To do: Copy out every record below exactly as written, but leave out any pictures.

Information shown:
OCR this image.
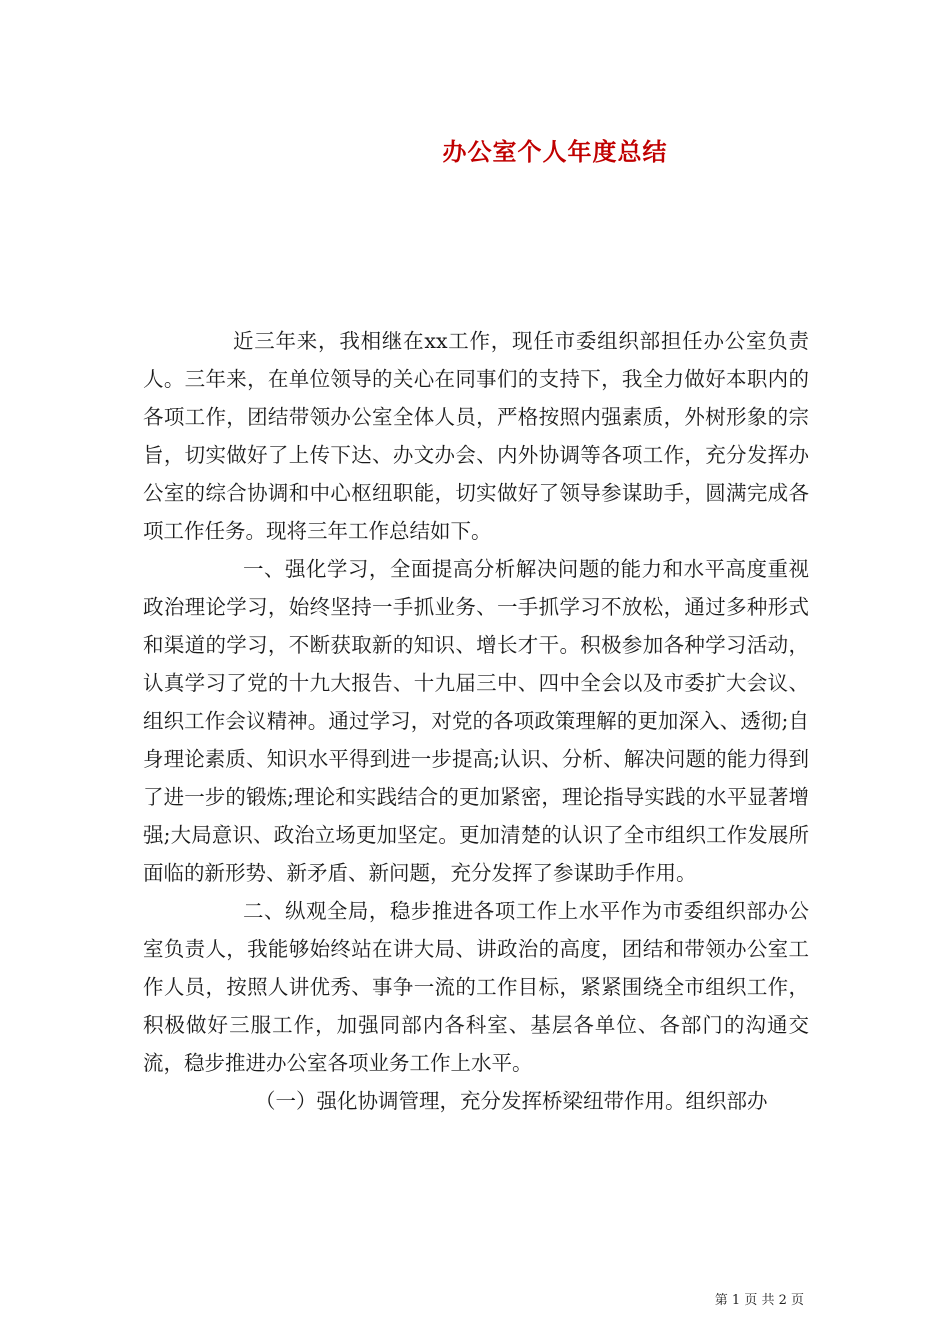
办公室个人年度总结

近三年来，我相继在xx工作，现任市委组织部担任办公室负责人。三年来，在单位领导的关心在同事们的支持下，我全力做好本职内的各项工作，团结带领办公室全体人员，严格按照内强素质，外树形象的宗旨，切实做好了上传下达、办文办会、内外协调等各项工作，充分发挥办公室的综合协调和中心枢纽职能，切实做好了领导参谋助手，圆满完成各项工作任务。现将三年工作总结如下。

一、强化学习，全面提高分析解决问题的能力和水平高度重视政治理论学习，始终坚持一手抓业务、一手抓学习不放松，通过多种形式和渠道的学习，不断获取新的知识、增长才干。积极参加各种学习活动，认真学习了党的十九大报告、十九届三中、四中全会以及市委扩大会议、组织工作会议精神。通过学习，对党的各项政策理解的更加深入、透彻;自身理论素质、知识水平得到进一步提高;认识、分析、解决问题的能力得到了进一步的锻炼;理论和实践结合的更加紧密，理论指导实践的水平显著增强;大局意识、政治立场更加坚定。更加清楚的认识了全市组织工作发展所面临的新形势、新矛盾、新问题，充分发挥了参谋助手作用。

二、纵观全局，稳步推进各项工作上水平作为市委组织部办公室负责人，我能够始终站在讲大局、讲政治的高度，团结和带领办公室工作人员，按照人讲优秀、事争一流的工作目标，紧紧围绕全市组织工作，积极做好三服工作，加强同部内各科室、基层各单位、各部门的沟通交流，稳步推进办公室各项业务工作上水平。

（一）强化协调管理，充分发挥桥梁纽带作用。组织部办

第 1 页 共 2 页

Result of this exercise:
OCR this image.
办公室个人年度总结

近三年来，我相继在xx工作，现任市委组织部担任办公室负责人。三年来，在单位领导的关心在同事们的支持下，我全力做好本职内的各项工作，团结带领办公室全体人员，严格按照内强素质，外树形象的宗旨，切实做好了上传下达、办文办会、内外协调等各项工作，充分发挥办公室的综合协调和中心枢纽职能，切实做好了领导参谋助手，圆满完成各项工作任务。现将三年工作总结如下。

一、强化学习，全面提高分析解决问题的能力和水平高度重视政治理论学习，始终坚持一手抓业务、一手抓学习不放松，通过多种形式和渠道的学习，不断获取新的知识、增长才干。积极参加各种学习活动，认真学习了党的十九大报告、十九届三中、四中全会以及市委扩大会议、组织工作会议精神。通过学习，对党的各项政策理解的更加深入、透彻;自身理论素质、知识水平得到进一步提高;认识、分析、解决问题的能力得到了进一步的锻炼;理论和实践结合的更加紧密，理论指导实践的水平显著增强;大局意识、政治立场更加坚定。更加清楚的认识了全市组织工作发展所面临的新形势、新矛盾、新问题，充分发挥了参谋助手作用。

二、纵观全局，稳步推进各项工作上水平作为市委组织部办公室负责人，我能够始终站在讲大局、讲政治的高度，团结和带领办公室工作人员，按照人讲优秀、事争一流的工作目标，紧紧围绕全市组织工作，积极做好三服工作，加强同部内各科室、基层各单位、各部门的沟通交流，稳步推进办公室各项业务工作上水平。

（一）强化协调管理，充分发挥桥梁纽带作用。组织部办

第 1 页 共 2 页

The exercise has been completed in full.